Task brief:
Report all lines holding "Podlasiu".

Data to process:
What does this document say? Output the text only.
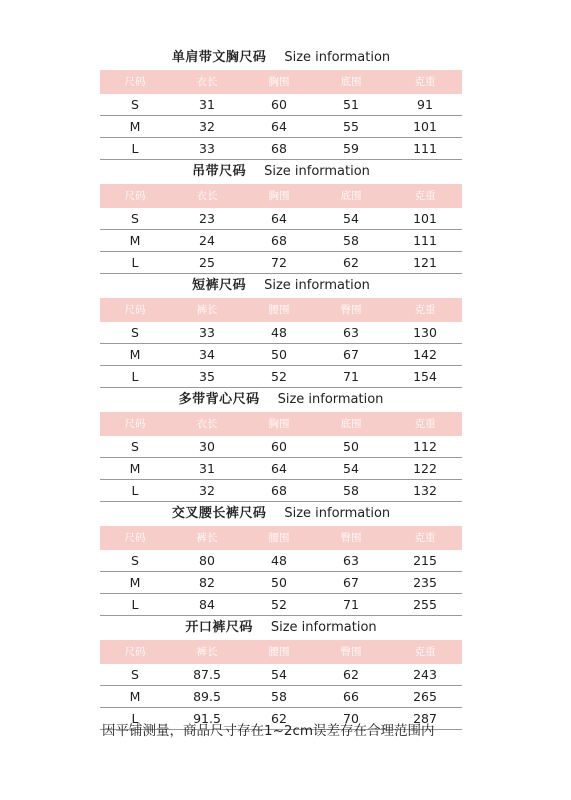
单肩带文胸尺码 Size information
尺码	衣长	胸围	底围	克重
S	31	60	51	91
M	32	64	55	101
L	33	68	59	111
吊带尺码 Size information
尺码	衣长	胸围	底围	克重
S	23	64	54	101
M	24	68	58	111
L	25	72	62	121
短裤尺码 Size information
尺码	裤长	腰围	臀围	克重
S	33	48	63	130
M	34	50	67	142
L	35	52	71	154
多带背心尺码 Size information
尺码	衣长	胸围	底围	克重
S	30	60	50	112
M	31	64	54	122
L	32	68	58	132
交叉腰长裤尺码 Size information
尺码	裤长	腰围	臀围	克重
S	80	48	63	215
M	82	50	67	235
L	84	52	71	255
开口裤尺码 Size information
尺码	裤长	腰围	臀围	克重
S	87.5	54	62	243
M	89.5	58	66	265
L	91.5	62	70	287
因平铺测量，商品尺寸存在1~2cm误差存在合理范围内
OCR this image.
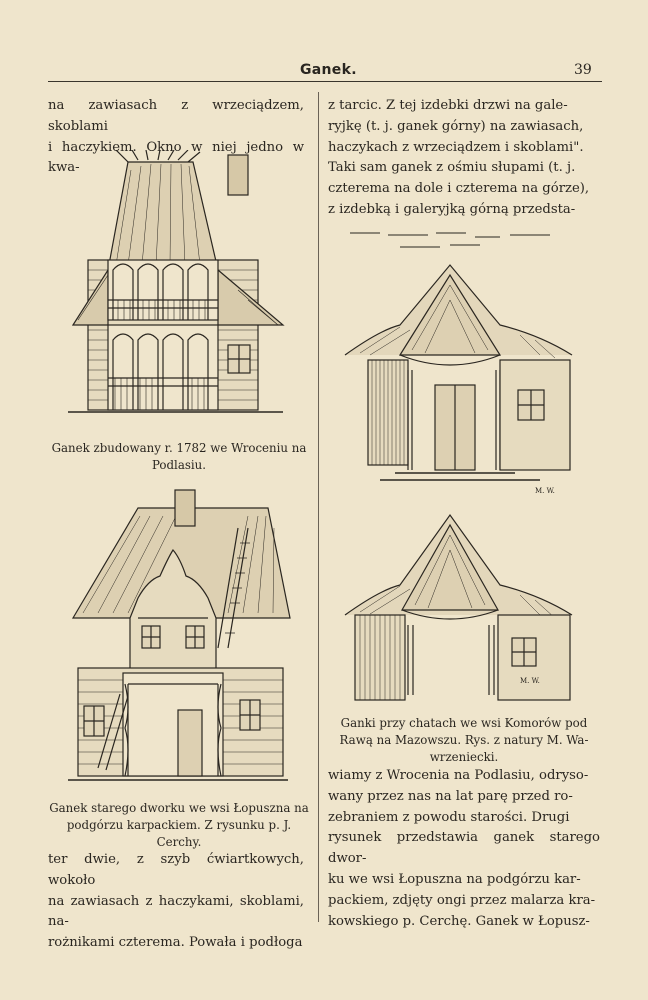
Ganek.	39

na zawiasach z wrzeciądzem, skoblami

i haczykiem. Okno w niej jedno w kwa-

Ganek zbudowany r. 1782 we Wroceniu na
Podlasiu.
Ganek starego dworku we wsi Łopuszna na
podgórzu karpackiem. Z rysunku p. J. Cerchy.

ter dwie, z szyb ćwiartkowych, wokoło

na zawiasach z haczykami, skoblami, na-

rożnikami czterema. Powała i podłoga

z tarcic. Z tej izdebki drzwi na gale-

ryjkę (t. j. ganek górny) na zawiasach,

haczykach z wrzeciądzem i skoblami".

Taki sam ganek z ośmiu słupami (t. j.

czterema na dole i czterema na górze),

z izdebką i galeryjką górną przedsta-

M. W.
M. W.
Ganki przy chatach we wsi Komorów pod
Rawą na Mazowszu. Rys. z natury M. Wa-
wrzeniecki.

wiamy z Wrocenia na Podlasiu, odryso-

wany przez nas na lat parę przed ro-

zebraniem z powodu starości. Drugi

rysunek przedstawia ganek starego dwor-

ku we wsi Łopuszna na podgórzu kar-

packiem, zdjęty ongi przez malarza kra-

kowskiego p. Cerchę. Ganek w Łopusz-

Problem solution:
Podlasiu.
wiamy z Wrocenia na Podlasiu, odryso-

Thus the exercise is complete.